Restate the entire listing word for word.

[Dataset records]
*-*-*

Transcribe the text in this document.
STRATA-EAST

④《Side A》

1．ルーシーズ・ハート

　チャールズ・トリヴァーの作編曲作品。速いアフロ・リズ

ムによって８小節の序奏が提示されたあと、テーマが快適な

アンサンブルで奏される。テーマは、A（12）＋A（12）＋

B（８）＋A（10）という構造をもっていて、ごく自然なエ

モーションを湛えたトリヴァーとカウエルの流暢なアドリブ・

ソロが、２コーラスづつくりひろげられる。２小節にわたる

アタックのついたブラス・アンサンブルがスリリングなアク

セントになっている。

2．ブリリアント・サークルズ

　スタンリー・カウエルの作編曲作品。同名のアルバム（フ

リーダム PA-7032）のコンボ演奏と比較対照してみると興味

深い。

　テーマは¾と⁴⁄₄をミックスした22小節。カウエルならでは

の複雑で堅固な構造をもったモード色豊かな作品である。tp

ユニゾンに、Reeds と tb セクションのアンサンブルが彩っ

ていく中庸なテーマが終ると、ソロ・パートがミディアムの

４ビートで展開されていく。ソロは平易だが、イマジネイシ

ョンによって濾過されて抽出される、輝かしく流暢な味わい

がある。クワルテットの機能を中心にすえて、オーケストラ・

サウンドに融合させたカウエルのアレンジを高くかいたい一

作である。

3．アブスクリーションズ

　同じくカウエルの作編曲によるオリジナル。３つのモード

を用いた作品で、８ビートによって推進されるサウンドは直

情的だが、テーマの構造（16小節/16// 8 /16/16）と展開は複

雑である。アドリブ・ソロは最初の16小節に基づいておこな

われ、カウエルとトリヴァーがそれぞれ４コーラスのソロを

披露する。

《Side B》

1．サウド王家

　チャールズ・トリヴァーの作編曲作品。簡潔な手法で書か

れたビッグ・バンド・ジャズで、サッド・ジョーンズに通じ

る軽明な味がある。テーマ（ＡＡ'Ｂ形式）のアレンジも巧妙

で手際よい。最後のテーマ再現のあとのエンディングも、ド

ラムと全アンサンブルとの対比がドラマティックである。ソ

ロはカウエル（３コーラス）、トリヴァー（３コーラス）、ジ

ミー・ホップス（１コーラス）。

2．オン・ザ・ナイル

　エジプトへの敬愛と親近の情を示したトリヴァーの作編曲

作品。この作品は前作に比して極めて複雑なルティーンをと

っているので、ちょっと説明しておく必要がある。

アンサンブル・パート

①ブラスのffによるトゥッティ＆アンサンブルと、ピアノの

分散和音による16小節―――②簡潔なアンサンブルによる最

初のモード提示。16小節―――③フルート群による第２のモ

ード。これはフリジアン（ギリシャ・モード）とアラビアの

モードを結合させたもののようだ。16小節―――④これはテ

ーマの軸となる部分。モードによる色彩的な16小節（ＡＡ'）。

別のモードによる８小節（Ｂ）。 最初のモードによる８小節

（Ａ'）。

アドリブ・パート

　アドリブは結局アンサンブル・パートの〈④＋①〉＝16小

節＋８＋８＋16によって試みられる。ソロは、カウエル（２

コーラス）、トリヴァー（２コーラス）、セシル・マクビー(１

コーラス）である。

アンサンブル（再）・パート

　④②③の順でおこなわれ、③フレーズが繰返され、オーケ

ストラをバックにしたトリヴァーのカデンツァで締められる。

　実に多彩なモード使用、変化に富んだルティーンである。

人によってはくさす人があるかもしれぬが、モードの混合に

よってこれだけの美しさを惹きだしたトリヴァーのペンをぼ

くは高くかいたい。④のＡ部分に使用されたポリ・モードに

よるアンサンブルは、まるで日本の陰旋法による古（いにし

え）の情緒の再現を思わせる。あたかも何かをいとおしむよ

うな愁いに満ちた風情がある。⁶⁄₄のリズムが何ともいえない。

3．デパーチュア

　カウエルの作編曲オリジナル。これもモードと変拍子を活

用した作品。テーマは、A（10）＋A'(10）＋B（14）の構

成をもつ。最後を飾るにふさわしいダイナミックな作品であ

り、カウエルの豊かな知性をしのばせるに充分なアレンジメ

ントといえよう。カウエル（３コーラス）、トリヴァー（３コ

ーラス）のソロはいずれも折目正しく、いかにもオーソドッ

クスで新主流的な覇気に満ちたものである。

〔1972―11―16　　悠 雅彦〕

*-*-*

_IN RESPONSE_.
Transcribe the text in this document.
STRATA-EAST

④《Side A》

1．ルーシーズ・ハート

　チャールズ・トリヴァーの作編曲作品。速いアフロ・リズ

ムによって８小節の序奏が提示されたあと、テーマが快適な

アンサンブルで奏される。テーマは、A（12）＋A（12）＋

B（８）＋A（10）という構造をもっていて、ごく自然なエ

モーションを湛えたトリヴァーとカウエルの流暢なアドリブ・

ソロが、２コーラスづつくりひろげられる。２小節にわたる

アタックのついたブラス・アンサンブルがスリリングなアク

セントになっている。

2．ブリリアント・サークルズ

　スタンリー・カウエルの作編曲作品。同名のアルバム（フ

リーダム PA-7032）のコンボ演奏と比較対照してみると興味

深い。

　テーマは¾と⁴⁄₄をミックスした22小節。カウエルならでは

の複雑で堅固な構造をもったモード色豊かな作品である。tp

ユニゾンに、Reeds と tb セクションのアンサンブルが彩っ

ていく中庸なテーマが終ると、ソロ・パートがミディアムの

４ビートで展開されていく。ソロは平易だが、イマジネイシ

ョンによって濾過されて抽出される、輝かしく流暢な味わい

がある。クワルテットの機能を中心にすえて、オーケストラ・

サウンドに融合させたカウエルのアレンジを高くかいたい一

作である。

3．アブスクリーションズ

　同じくカウエルの作編曲によるオリジナル。３つのモード

を用いた作品で、８ビートによって推進されるサウンドは直

情的だが、テーマの構造（16小節/16// 8 /16/16）と展開は複

雑である。アドリブ・ソロは最初の16小節に基づいておこな

われ、カウエルとトリヴァーがそれぞれ４コーラスのソロを

披露する。

《Side B》

1．サウド王家

　チャールズ・トリヴァーの作編曲作品。簡潔な手法で書か

れたビッグ・バンド・ジャズで、サッド・ジョーンズに通じ

る軽明な味がある。テーマ（ＡＡ'Ｂ形式）のアレンジも巧妙

で手際よい。最後のテーマ再現のあとのエンディングも、ド

ラムと全アンサンブルとの対比がドラマティックである。ソ

ロはカウエル（３コーラス）、トリヴァー（３コーラス）、ジ

ミー・ホップス（１コーラス）。

2．オン・ザ・ナイル

　エジプトへの敬愛と親近の情を示したトリヴァーの作編曲

作品。この作品は前作に比して極めて複雑なルティーンをと

っているので、ちょっと説明しておく必要がある。

アンサンブル・パート

①ブラスのffによるトゥッティ＆アンサンブルと、ピアノの

分散和音による16小節―――②簡潔なアンサンブルによる最

初のモード提示。16小節―――③フルート群による第２のモ

ード。これはフリジアン（ギリシャ・モード）とアラビアの

モードを結合させたもののようだ。16小節―――④これはテ

ーマの軸となる部分。モードによる色彩的な16小節（ＡＡ'）。

別のモードによる８小節（Ｂ）。 最初のモードによる８小節

（Ａ'）。

アドリブ・パート

　アドリブは結局アンサンブル・パートの〈④＋①〉＝16小

節＋８＋８＋16によって試みられる。ソロは、カウエル（２

コーラス）、トリヴァー（２コーラス）、セシル・マクビー(１

コーラス）である。

アンサンブル（再）・パート

　④②③の順でおこなわれ、③フレーズが繰返され、オーケ

ストラをバックにしたトリヴァーのカデンツァで締められる。

　実に多彩なモード使用、変化に富んだルティーンである。

人によってはくさす人があるかもしれぬが、モードの混合に

よってこれだけの美しさを惹きだしたトリヴァーのペンをぼ

くは高くかいたい。④のＡ部分に使用されたポリ・モードに

よるアンサンブルは、まるで日本の陰旋法による古（いにし

え）の情緒の再現を思わせる。あたかも何かをいとおしむよ

うな愁いに満ちた風情がある。⁶⁄₄のリズムが何ともいえない。

3．デパーチュア

　カウエルの作編曲オリジナル。これもモードと変拍子を活

用した作品。テーマは、A（10）＋A'(10）＋B（14）の構

成をもつ。最後を飾るにふさわしいダイナミックな作品であ

り、カウエルの豊かな知性をしのばせるに充分なアレンジメ

ントといえよう。カウエル（３コーラス）、トリヴァー（３コ

ーラス）のソロはいずれも折目正しく、いかにもオーソドッ

クスで新主流的な覇気に満ちたものである。

〔1972―11―16　　悠 雅彦〕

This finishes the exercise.